▶ _WHAT IS REQUIRED_
All records are to be retyped faithfully and completely.

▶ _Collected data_
- - -

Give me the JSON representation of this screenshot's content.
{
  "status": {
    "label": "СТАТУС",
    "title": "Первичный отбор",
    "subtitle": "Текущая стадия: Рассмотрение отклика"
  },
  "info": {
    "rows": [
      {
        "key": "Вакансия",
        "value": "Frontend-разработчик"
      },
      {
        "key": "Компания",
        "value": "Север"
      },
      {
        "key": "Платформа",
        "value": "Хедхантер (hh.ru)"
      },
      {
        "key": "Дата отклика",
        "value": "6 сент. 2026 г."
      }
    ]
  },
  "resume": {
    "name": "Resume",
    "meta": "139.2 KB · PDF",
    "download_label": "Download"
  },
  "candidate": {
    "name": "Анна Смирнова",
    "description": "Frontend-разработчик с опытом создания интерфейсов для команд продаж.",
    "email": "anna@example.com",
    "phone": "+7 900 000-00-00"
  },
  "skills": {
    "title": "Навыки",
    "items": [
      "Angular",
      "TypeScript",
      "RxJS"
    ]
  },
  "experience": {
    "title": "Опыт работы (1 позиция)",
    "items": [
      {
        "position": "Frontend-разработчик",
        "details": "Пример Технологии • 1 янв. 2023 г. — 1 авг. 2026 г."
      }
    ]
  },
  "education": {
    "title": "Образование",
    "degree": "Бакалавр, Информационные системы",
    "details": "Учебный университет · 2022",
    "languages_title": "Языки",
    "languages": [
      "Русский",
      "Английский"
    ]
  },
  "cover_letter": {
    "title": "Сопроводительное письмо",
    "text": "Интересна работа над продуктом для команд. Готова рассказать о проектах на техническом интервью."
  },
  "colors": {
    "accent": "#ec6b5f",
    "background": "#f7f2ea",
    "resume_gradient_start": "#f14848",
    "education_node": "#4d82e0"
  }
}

- - -

▶ _RESPONSE TO THIS TASK_
Give me the JSON representation of this screenshot's content.
{
  "status": {
    "label": "СТАТУС",
    "title": "Первичный отбор",
    "subtitle": "Текущая стадия: Рассмотрение отклика"
  },
  "info": {
    "rows": [
      {
        "key": "Вакансия",
        "value": "Frontend-разработчик"
      },
      {
        "key": "Компания",
        "value": "Север"
      },
      {
        "key": "Платформа",
        "value": "Хедхантер (hh.ru)"
      },
      {
        "key": "Дата отклика",
        "value": "6 сент. 2026 г."
      }
    ]
  },
  "resume": {
    "name": "Resume",
    "meta": "139.2 KB · PDF",
    "download_label": "Download"
  },
  "candidate": {
    "name": "Анна Смирнова",
    "description": "Frontend-разработчик с опытом создания интерфейсов для команд продаж.",
    "email": "anna@example.com",
    "phone": "+7 900 000-00-00"
  },
  "skills": {
    "title": "Навыки",
    "items": [
      "Angular",
      "TypeScript",
      "RxJS"
    ]
  },
  "experience": {
    "title": "Опыт работы (1 позиция)",
    "items": [
      {
        "position": "Frontend-разработчик",
        "details": "Пример Технологии • 1 янв. 2023 г. — 1 авг. 2026 г."
      }
    ]
  },
  "education": {
    "title": "Образование",
    "degree": "Бакалавр, Информационные системы",
    "details": "Учебный университет · 2022",
    "languages_title": "Языки",
    "languages": [
      "Русский",
      "Английский"
    ]
  },
  "cover_letter": {
    "title": "Сопроводительное письмо",
    "text": "Интересна работа над продуктом для команд. Готова рассказать о проектах на техническом интервью."
  },
  "colors": {
    "accent": "#ec6b5f",
    "background": "#f7f2ea",
    "resume_gradient_start": "#f14848",
    "education_node": "#4d82e0"
  }
}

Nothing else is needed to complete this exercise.